─── Source data

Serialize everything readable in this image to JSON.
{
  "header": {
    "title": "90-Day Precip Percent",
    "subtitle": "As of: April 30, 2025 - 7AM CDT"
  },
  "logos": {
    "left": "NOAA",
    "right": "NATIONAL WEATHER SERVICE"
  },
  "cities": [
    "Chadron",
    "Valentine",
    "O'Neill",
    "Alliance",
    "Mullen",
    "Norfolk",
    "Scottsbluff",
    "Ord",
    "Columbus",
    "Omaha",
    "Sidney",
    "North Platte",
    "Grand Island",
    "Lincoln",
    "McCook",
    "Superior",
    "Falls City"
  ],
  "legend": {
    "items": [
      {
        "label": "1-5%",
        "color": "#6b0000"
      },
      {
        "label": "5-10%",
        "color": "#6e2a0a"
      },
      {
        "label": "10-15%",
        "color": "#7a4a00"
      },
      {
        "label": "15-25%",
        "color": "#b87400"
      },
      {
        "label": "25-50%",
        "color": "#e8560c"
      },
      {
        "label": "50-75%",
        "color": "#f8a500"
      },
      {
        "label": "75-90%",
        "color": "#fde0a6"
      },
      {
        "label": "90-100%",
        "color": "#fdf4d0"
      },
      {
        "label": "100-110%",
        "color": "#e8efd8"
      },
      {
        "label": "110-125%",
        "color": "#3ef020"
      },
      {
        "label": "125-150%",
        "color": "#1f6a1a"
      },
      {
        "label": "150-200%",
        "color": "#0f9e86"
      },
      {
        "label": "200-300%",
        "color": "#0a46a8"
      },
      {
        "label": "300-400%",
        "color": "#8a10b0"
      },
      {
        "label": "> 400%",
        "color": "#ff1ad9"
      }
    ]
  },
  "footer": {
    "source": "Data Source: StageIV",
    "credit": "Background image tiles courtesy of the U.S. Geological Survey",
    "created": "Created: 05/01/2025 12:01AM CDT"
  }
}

──────

Each record above should be returned exactly as it appears.

Serialize everything readable in this image to JSON.
{
  "header": {
    "title": "90-Day Precip Percent",
    "subtitle": "As of: April 30, 2025 - 7AM CDT"
  },
  "logos": {
    "left": "NOAA",
    "right": "NATIONAL WEATHER SERVICE"
  },
  "cities": [
    "Chadron",
    "Valentine",
    "O'Neill",
    "Alliance",
    "Mullen",
    "Norfolk",
    "Scottsbluff",
    "Ord",
    "Columbus",
    "Omaha",
    "Sidney",
    "North Platte",
    "Grand Island",
    "Lincoln",
    "McCook",
    "Superior",
    "Falls City"
  ],
  "legend": {
    "items": [
      {
        "label": "1-5%",
        "color": "#6b0000"
      },
      {
        "label": "5-10%",
        "color": "#6e2a0a"
      },
      {
        "label": "10-15%",
        "color": "#7a4a00"
      },
      {
        "label": "15-25%",
        "color": "#b87400"
      },
      {
        "label": "25-50%",
        "color": "#e8560c"
      },
      {
        "label": "50-75%",
        "color": "#f8a500"
      },
      {
        "label": "75-90%",
        "color": "#fde0a6"
      },
      {
        "label": "90-100%",
        "color": "#fdf4d0"
      },
      {
        "label": "100-110%",
        "color": "#e8efd8"
      },
      {
        "label": "110-125%",
        "color": "#3ef020"
      },
      {
        "label": "125-150%",
        "color": "#1f6a1a"
      },
      {
        "label": "150-200%",
        "color": "#0f9e86"
      },
      {
        "label": "200-300%",
        "color": "#0a46a8"
      },
      {
        "label": "300-400%",
        "color": "#8a10b0"
      },
      {
        "label": "> 400%",
        "color": "#ff1ad9"
      }
    ]
  },
  "footer": {
    "source": "Data Source: StageIV",
    "credit": "Background image tiles courtesy of the U.S. Geological Survey",
    "created": "Created: 05/01/2025 12:01AM CDT"
  }
}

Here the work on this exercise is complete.